* _YOUR INSTRUCTIONS_
Collect all lines from the records below that include the word "SDTVAR".

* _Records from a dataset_

──────────

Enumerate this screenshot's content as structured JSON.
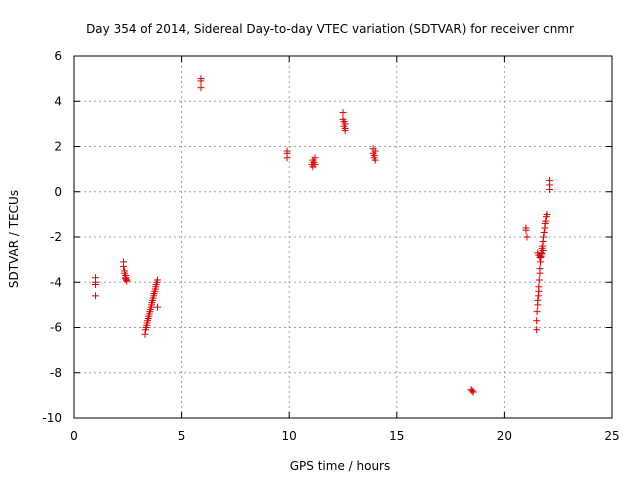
{
  "chart_data": {
    "type": "scatter",
    "title": "Day 354 of 2014, Sidereal Day-to-day VTEC variation (SDTVAR) for receiver cnmr",
    "xlabel": "GPS time / hours",
    "ylabel": "SDTVAR / TECUs",
    "xlim": [
      0,
      25
    ],
    "ylim": [
      -10,
      6
    ],
    "xticks": [
      0,
      5,
      10,
      15,
      20,
      25
    ],
    "yticks": [
      -10,
      -8,
      -6,
      -4,
      -2,
      0,
      2,
      4,
      6
    ],
    "xtick_labels": [
      "0",
      "5",
      "10",
      "15",
      "20",
      "25"
    ],
    "ytick_labels": [
      "-10",
      "-8",
      "-6",
      "-4",
      "-2",
      "0",
      "2",
      "4",
      "6"
    ],
    "grid": true,
    "marker": "+",
    "colors": {
      "points": "#e00000",
      "grid": "#a0a0a0",
      "axes": "#000000"
    },
    "series": [
      {
        "name": "SDTVAR",
        "x": [
          1.0,
          1.0,
          1.0,
          1.0,
          2.3,
          2.3,
          2.35,
          2.35,
          2.4,
          2.4,
          2.4,
          2.45,
          2.45,
          3.3,
          3.32,
          3.35,
          3.38,
          3.4,
          3.42,
          3.45,
          3.48,
          3.5,
          3.52,
          3.55,
          3.58,
          3.6,
          3.62,
          3.65,
          3.68,
          3.7,
          3.72,
          3.75,
          3.78,
          3.8,
          3.82,
          3.85,
          3.88,
          3.88,
          5.9,
          5.9,
          5.9,
          9.9,
          9.9,
          9.9,
          11.05,
          11.1,
          11.1,
          11.15,
          11.2,
          11.2,
          12.5,
          12.5,
          12.55,
          12.55,
          12.6,
          12.6,
          12.6,
          13.9,
          13.9,
          13.95,
          13.95,
          14.0,
          14.0,
          18.45,
          18.5,
          18.55,
          21.0,
          21.0,
          21.05,
          21.5,
          21.5,
          21.52,
          21.55,
          21.55,
          21.58,
          21.6,
          21.6,
          21.62,
          21.65,
          21.65,
          21.68,
          21.7,
          21.72,
          21.75,
          21.78,
          21.8,
          21.82,
          21.85,
          21.88,
          21.9,
          21.92,
          21.95,
          21.98,
          21.55,
          21.6,
          21.65,
          21.7,
          21.75,
          21.8,
          22.1,
          22.1,
          22.1
        ],
        "y": [
          -3.8,
          -4.0,
          -4.1,
          -4.6,
          -3.1,
          -3.3,
          -3.5,
          -3.6,
          -3.7,
          -3.8,
          -3.85,
          -3.9,
          -3.95,
          -6.3,
          -6.1,
          -6.0,
          -5.9,
          -5.8,
          -5.7,
          -5.6,
          -5.5,
          -5.4,
          -5.3,
          -5.2,
          -5.1,
          -5.0,
          -4.9,
          -4.8,
          -4.7,
          -4.6,
          -4.5,
          -4.4,
          -4.3,
          -4.2,
          -4.1,
          -4.0,
          -3.9,
          -5.1,
          5.0,
          4.9,
          4.6,
          1.8,
          1.7,
          1.5,
          1.2,
          1.1,
          1.4,
          1.3,
          1.2,
          1.5,
          3.5,
          3.2,
          3.1,
          2.9,
          3.0,
          2.8,
          2.7,
          1.9,
          1.7,
          1.6,
          1.5,
          1.8,
          1.4,
          -8.75,
          -8.8,
          -8.85,
          -1.6,
          -1.7,
          -2.0,
          -6.1,
          -5.7,
          -5.3,
          -5.0,
          -4.8,
          -4.6,
          -4.4,
          -4.2,
          -3.9,
          -3.6,
          -3.4,
          -3.1,
          -2.9,
          -2.7,
          -2.5,
          -2.4,
          -2.2,
          -2.0,
          -1.8,
          -1.6,
          -1.4,
          -1.3,
          -1.1,
          -1.0,
          -2.7,
          -2.8,
          -2.9,
          -2.85,
          -2.75,
          -2.6,
          0.5,
          0.3,
          0.1
        ]
      }
    ]
  }
}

──────────

* _EXERCISE OUTPUT_
    "title": "Day 354 of 2014, Sidereal Day-to-day VTEC variation (SDTVAR) for receiver cnmr",
    "ylabel": "SDTVAR / TECUs",
        "name": "SDTVAR",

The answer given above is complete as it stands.